▶ _Task statement_
Reproduce each line bearing the word "type".

▶ _The input_

___

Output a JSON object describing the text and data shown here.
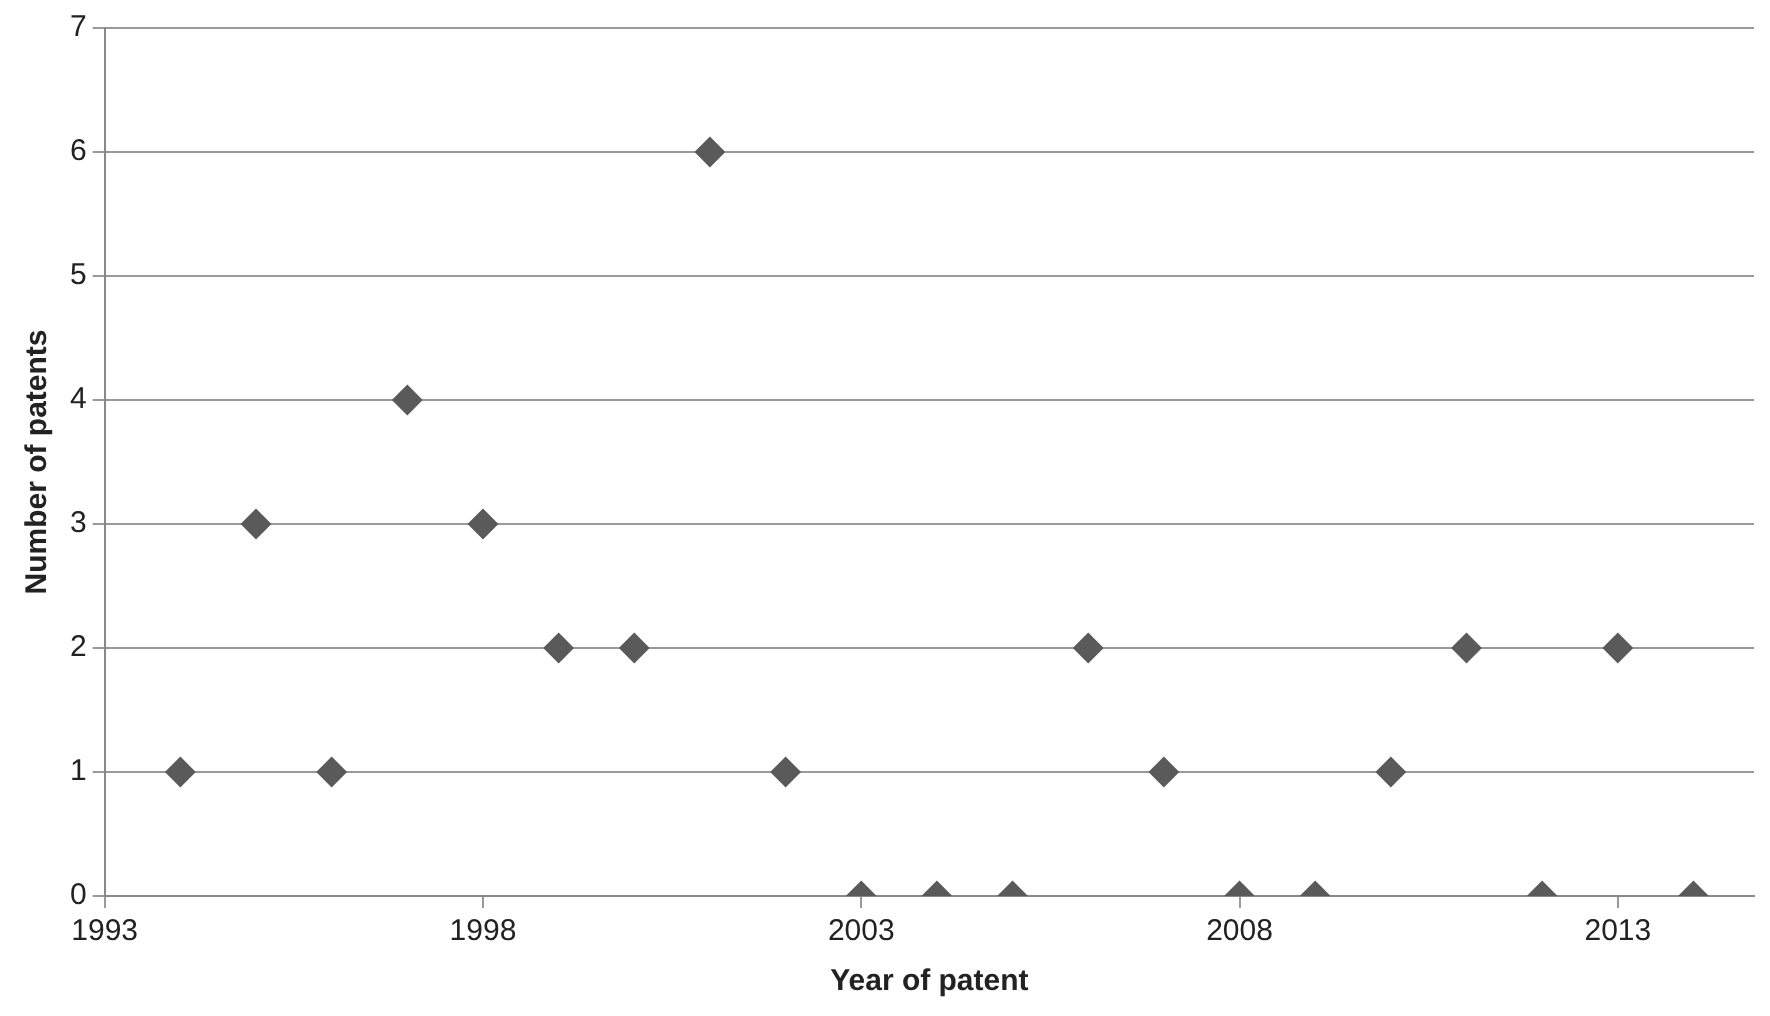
{
  "chart_data": {
    "type": "scatter",
    "xlabel": "Year of patent",
    "ylabel": "Number of patents",
    "x": [
      1994,
      1995,
      1996,
      1997,
      1998,
      1999,
      2000,
      2001,
      2002,
      2003,
      2004,
      2005,
      2006,
      2007,
      2008,
      2009,
      2010,
      2011,
      2012,
      2013,
      2014
    ],
    "series": [
      {
        "color": "#5a5a5a",
        "values": [
          1,
          3,
          1,
          4,
          3,
          2,
          2,
          6,
          1,
          0,
          0,
          0,
          2,
          1,
          0,
          0,
          1,
          2,
          0,
          2,
          0
        ]
      }
    ],
    "xlim": [
      1993,
      2014.8
    ],
    "xticks": [
      1993,
      1998,
      2003,
      2008,
      2013
    ],
    "ylim": [
      0,
      7
    ],
    "yticks": [
      0,
      1,
      2,
      3,
      4,
      5,
      6,
      7
    ],
    "grid": "y",
    "legend": false,
    "marker": "diamond"
  }
}
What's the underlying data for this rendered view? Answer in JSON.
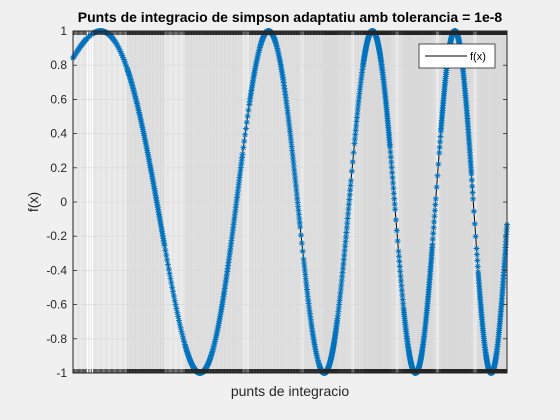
{
  "chart_data": {
    "type": "line",
    "title": "Punts de integracio de simpson adaptatiu amb tolerancia = 1e-8",
    "xlabel": "punts de integracio",
    "ylabel": "f(x)",
    "ylim": [
      -1,
      1
    ],
    "yticks": [
      "-1",
      "-0.8",
      "-0.6",
      "-0.4",
      "-0.2",
      "0",
      "0.2",
      "0.4",
      "0.6",
      "0.8",
      "1"
    ],
    "x_tick_labels": "none",
    "grid": true,
    "legend": {
      "entries": [
        "f(x)"
      ],
      "placement": "top-right"
    },
    "series": [
      {
        "name": "f(x)",
        "line_color": "#000000",
        "marker_color": "#0072bd",
        "marker": "asterisk",
        "function": "sin(x^2)",
        "x_domain": [
          1,
          5
        ],
        "points_description": "adaptive Simpson quadrature nodes, denser where f(x) oscillates faster"
      }
    ]
  },
  "colors": {
    "figure_background": "#f0f0f0",
    "axes_background": "#ffffff",
    "grid": "#d9d9d9",
    "marker": "#0072bd"
  }
}
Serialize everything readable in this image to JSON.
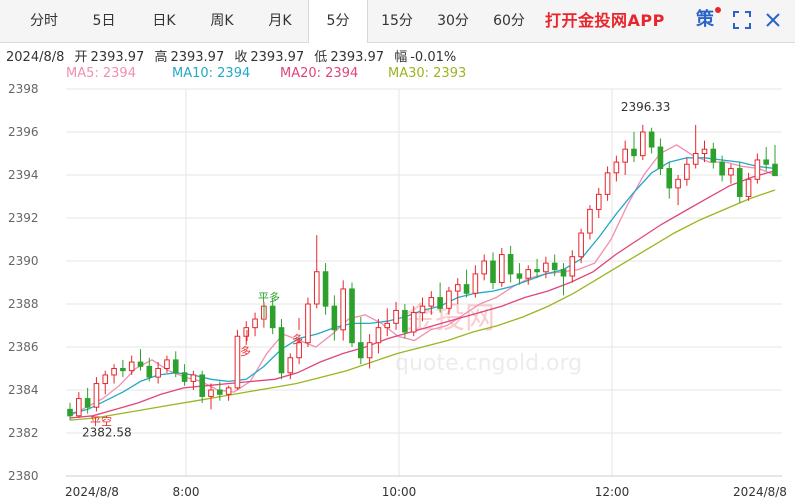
{
  "tabs": [
    {
      "label": "分时",
      "active": false
    },
    {
      "label": "5日",
      "active": false
    },
    {
      "label": "日K",
      "active": false
    },
    {
      "label": "周K",
      "active": false
    },
    {
      "label": "月K",
      "active": false
    },
    {
      "label": "5分",
      "active": true
    },
    {
      "label": "15分",
      "active": false
    },
    {
      "label": "30分",
      "active": false
    },
    {
      "label": "60分",
      "active": false
    }
  ],
  "brand": "打开金投网APP",
  "toolbar": {
    "ce_icon_label": "策",
    "icons": [
      "ce-icon",
      "fullscreen-icon",
      "close-icon"
    ]
  },
  "info": {
    "date": "2024/8/8",
    "open_label": "开",
    "open": "2393.97",
    "high_label": "高",
    "high": "2393.97",
    "close_label": "收",
    "close": "2393.97",
    "low_label": "低",
    "low": "2393.97",
    "change_label": "幅",
    "change": "-0.01%"
  },
  "ma_legend": [
    {
      "label": "MA5: 2394",
      "color": "#f08fb0"
    },
    {
      "label": "MA10: 2394",
      "color": "#24a8c8"
    },
    {
      "label": "MA20: 2394",
      "color": "#e0457b"
    },
    {
      "label": "MA30: 2393",
      "color": "#9ab522"
    }
  ],
  "watermark": {
    "text": "quote.cngold.org",
    "logo": "金投网"
  },
  "colors": {
    "up": "#e8262c",
    "down": "#2ea02e",
    "grid": "#e6e6e6"
  },
  "chart_data": {
    "type": "candlestick",
    "ylim": [
      2380,
      2398
    ],
    "y_ticks": [
      "2398",
      "2396",
      "2394",
      "2392",
      "2390",
      "2388",
      "2386",
      "2384",
      "2382",
      "2380"
    ],
    "x_ticks": [
      "2024/8/8",
      "8:00",
      "10:00",
      "12:00",
      "2024/8/8"
    ],
    "grid": true,
    "annotations": [
      {
        "text": "2396.33",
        "value": 2396.33,
        "kind": "high"
      },
      {
        "text": "2382.58",
        "value": 2382.58,
        "kind": "low"
      }
    ],
    "signals": [
      {
        "text": "平多",
        "color": "#2ea02e"
      },
      {
        "text": "多",
        "color": "#e8262c"
      },
      {
        "text": "多",
        "color": "#e8262c"
      },
      {
        "text": "平空",
        "color": "#e8262c"
      }
    ],
    "ohlc": [
      [
        2383.1,
        2383.4,
        2382.6,
        2382.8
      ],
      [
        2382.8,
        2383.9,
        2382.7,
        2383.6
      ],
      [
        2383.6,
        2384.1,
        2382.9,
        2383.2
      ],
      [
        2383.2,
        2384.6,
        2383.0,
        2384.3
      ],
      [
        2384.3,
        2384.9,
        2383.8,
        2384.7
      ],
      [
        2384.7,
        2385.2,
        2384.3,
        2385.0
      ],
      [
        2385.0,
        2385.4,
        2384.6,
        2384.9
      ],
      [
        2384.9,
        2385.6,
        2384.7,
        2385.3
      ],
      [
        2385.3,
        2385.9,
        2384.9,
        2385.1
      ],
      [
        2385.1,
        2385.5,
        2384.4,
        2384.6
      ],
      [
        2384.6,
        2385.3,
        2384.3,
        2385.0
      ],
      [
        2385.0,
        2385.6,
        2384.8,
        2385.4
      ],
      [
        2385.4,
        2385.8,
        2384.6,
        2384.8
      ],
      [
        2384.8,
        2385.2,
        2384.2,
        2384.4
      ],
      [
        2384.4,
        2384.9,
        2384.0,
        2384.7
      ],
      [
        2384.7,
        2384.9,
        2383.4,
        2383.7
      ],
      [
        2383.7,
        2384.3,
        2383.1,
        2384.0
      ],
      [
        2384.0,
        2384.4,
        2383.5,
        2383.8
      ],
      [
        2383.8,
        2384.2,
        2383.5,
        2384.1
      ],
      [
        2384.1,
        2386.8,
        2384.0,
        2386.5
      ],
      [
        2386.5,
        2387.2,
        2386.1,
        2386.9
      ],
      [
        2386.9,
        2387.6,
        2386.5,
        2387.3
      ],
      [
        2387.3,
        2388.1,
        2386.9,
        2387.9
      ],
      [
        2387.9,
        2388.3,
        2386.6,
        2386.9
      ],
      [
        2386.9,
        2387.3,
        2384.5,
        2384.8
      ],
      [
        2384.8,
        2385.7,
        2384.5,
        2385.5
      ],
      [
        2385.5,
        2386.4,
        2385.2,
        2386.2
      ],
      [
        2386.2,
        2388.3,
        2386.0,
        2388.0
      ],
      [
        2388.0,
        2391.2,
        2387.8,
        2389.5
      ],
      [
        2389.5,
        2389.9,
        2387.5,
        2387.9
      ],
      [
        2387.9,
        2388.4,
        2386.3,
        2386.8
      ],
      [
        2386.8,
        2389.1,
        2386.3,
        2388.7
      ],
      [
        2388.7,
        2389.0,
        2386.0,
        2386.2
      ],
      [
        2386.2,
        2387.4,
        2385.2,
        2385.5
      ],
      [
        2385.5,
        2386.6,
        2385.0,
        2386.2
      ],
      [
        2386.2,
        2387.3,
        2385.7,
        2386.9
      ],
      [
        2386.9,
        2387.8,
        2386.5,
        2387.1
      ],
      [
        2387.1,
        2388.1,
        2386.8,
        2387.7
      ],
      [
        2387.7,
        2388.0,
        2386.4,
        2386.7
      ],
      [
        2386.7,
        2387.9,
        2386.5,
        2387.6
      ],
      [
        2387.6,
        2388.3,
        2387.2,
        2387.9
      ],
      [
        2387.9,
        2388.6,
        2387.5,
        2388.3
      ],
      [
        2388.3,
        2389.0,
        2387.6,
        2387.8
      ],
      [
        2387.8,
        2388.8,
        2387.5,
        2388.6
      ],
      [
        2388.6,
        2389.2,
        2388.0,
        2388.9
      ],
      [
        2388.9,
        2389.6,
        2388.3,
        2388.5
      ],
      [
        2388.5,
        2389.8,
        2388.3,
        2389.4
      ],
      [
        2389.4,
        2390.3,
        2389.1,
        2390.0
      ],
      [
        2390.0,
        2390.4,
        2388.7,
        2389.0
      ],
      [
        2389.0,
        2390.6,
        2388.8,
        2390.3
      ],
      [
        2390.3,
        2390.7,
        2389.0,
        2389.4
      ],
      [
        2389.4,
        2389.9,
        2388.9,
        2389.2
      ],
      [
        2389.2,
        2389.8,
        2388.9,
        2389.6
      ],
      [
        2389.6,
        2390.1,
        2389.2,
        2389.5
      ],
      [
        2389.5,
        2390.2,
        2389.2,
        2389.9
      ],
      [
        2389.9,
        2390.3,
        2389.3,
        2389.6
      ],
      [
        2389.6,
        2389.9,
        2388.4,
        2389.3
      ],
      [
        2389.3,
        2390.5,
        2389.0,
        2390.2
      ],
      [
        2390.2,
        2391.5,
        2389.9,
        2391.3
      ],
      [
        2391.3,
        2392.6,
        2391.0,
        2392.4
      ],
      [
        2392.4,
        2393.4,
        2392.0,
        2393.1
      ],
      [
        2393.1,
        2394.4,
        2392.8,
        2394.1
      ],
      [
        2394.1,
        2394.9,
        2393.7,
        2394.6
      ],
      [
        2394.6,
        2395.6,
        2394.0,
        2395.2
      ],
      [
        2395.2,
        2396.0,
        2394.6,
        2394.9
      ],
      [
        2394.9,
        2396.33,
        2394.7,
        2396.0
      ],
      [
        2396.0,
        2396.2,
        2395.0,
        2395.3
      ],
      [
        2395.3,
        2395.7,
        2394.0,
        2394.3
      ],
      [
        2394.3,
        2394.6,
        2392.9,
        2393.4
      ],
      [
        2393.4,
        2394.0,
        2392.6,
        2393.8
      ],
      [
        2393.8,
        2394.8,
        2393.5,
        2394.5
      ],
      [
        2394.5,
        2396.33,
        2394.3,
        2395.0
      ],
      [
        2395.0,
        2395.6,
        2394.6,
        2395.2
      ],
      [
        2395.2,
        2395.5,
        2394.3,
        2394.6
      ],
      [
        2394.6,
        2394.9,
        2393.7,
        2394.0
      ],
      [
        2394.0,
        2394.5,
        2393.6,
        2394.3
      ],
      [
        2394.3,
        2394.6,
        2392.7,
        2393.0
      ],
      [
        2393.0,
        2394.1,
        2392.8,
        2393.8
      ],
      [
        2393.8,
        2395.0,
        2393.6,
        2394.7
      ],
      [
        2394.7,
        2395.3,
        2394.2,
        2394.5
      ],
      [
        2394.5,
        2395.4,
        2394.1,
        2393.97
      ]
    ],
    "ma_series": [
      {
        "name": "MA5",
        "color": "#f08fb0",
        "values": [
          2382.8,
          2383.2,
          2383.6,
          2384.2,
          2385.0,
          2385.4,
          2384.9,
          2384.6,
          2384.4,
          2384.0,
          2383.9,
          2384.4,
          2385.7,
          2386.6,
          2386.3,
          2386.0,
          2386.6,
          2387.3,
          2387.5,
          2387.1,
          2386.5,
          2386.3,
          2386.8,
          2387.0,
          2387.5,
          2388.0,
          2388.3,
          2388.8,
          2389.2,
          2389.4,
          2389.5,
          2389.6,
          2389.9,
          2391.0,
          2392.6,
          2394.0,
          2395.0,
          2395.4,
          2394.9,
          2394.6,
          2394.6,
          2394.4,
          2394.3,
          2394.0
        ]
      },
      {
        "name": "MA10",
        "color": "#24a8c8",
        "values": [
          2382.9,
          2383.1,
          2383.5,
          2383.9,
          2384.4,
          2384.7,
          2384.8,
          2384.7,
          2384.5,
          2384.4,
          2384.5,
          2385.1,
          2385.9,
          2386.4,
          2386.6,
          2386.9,
          2387.1,
          2387.1,
          2387.2,
          2387.4,
          2387.7,
          2387.9,
          2388.3,
          2388.5,
          2388.6,
          2388.8,
          2389.1,
          2389.4,
          2389.6,
          2390.1,
          2391.1,
          2392.2,
          2393.2,
          2394.1,
          2394.6,
          2394.8,
          2394.8,
          2394.7,
          2394.6,
          2394.4,
          2394.3
        ]
      },
      {
        "name": "MA20",
        "color": "#e0457b",
        "values": [
          2382.7,
          2382.8,
          2383.1,
          2383.4,
          2383.8,
          2384.1,
          2384.2,
          2384.3,
          2384.4,
          2384.5,
          2384.8,
          2385.3,
          2385.7,
          2386.0,
          2386.4,
          2386.7,
          2387.0,
          2387.3,
          2387.6,
          2387.9,
          2388.3,
          2388.6,
          2389.0,
          2389.5,
          2390.3,
          2391.0,
          2391.7,
          2392.3,
          2392.9,
          2393.5,
          2393.9,
          2394.2
        ]
      },
      {
        "name": "MA30",
        "color": "#9ab522",
        "values": [
          2382.6,
          2382.7,
          2382.9,
          2383.1,
          2383.3,
          2383.5,
          2383.7,
          2383.9,
          2384.1,
          2384.3,
          2384.6,
          2384.9,
          2385.3,
          2385.7,
          2386.0,
          2386.3,
          2386.7,
          2387.0,
          2387.4,
          2387.9,
          2388.5,
          2389.2,
          2389.9,
          2390.6,
          2391.3,
          2391.9,
          2392.4,
          2392.9,
          2393.3
        ]
      }
    ]
  }
}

___

▶ _Result_
    "type": "scatter",
    "type": "line",
    "type": "candlestick",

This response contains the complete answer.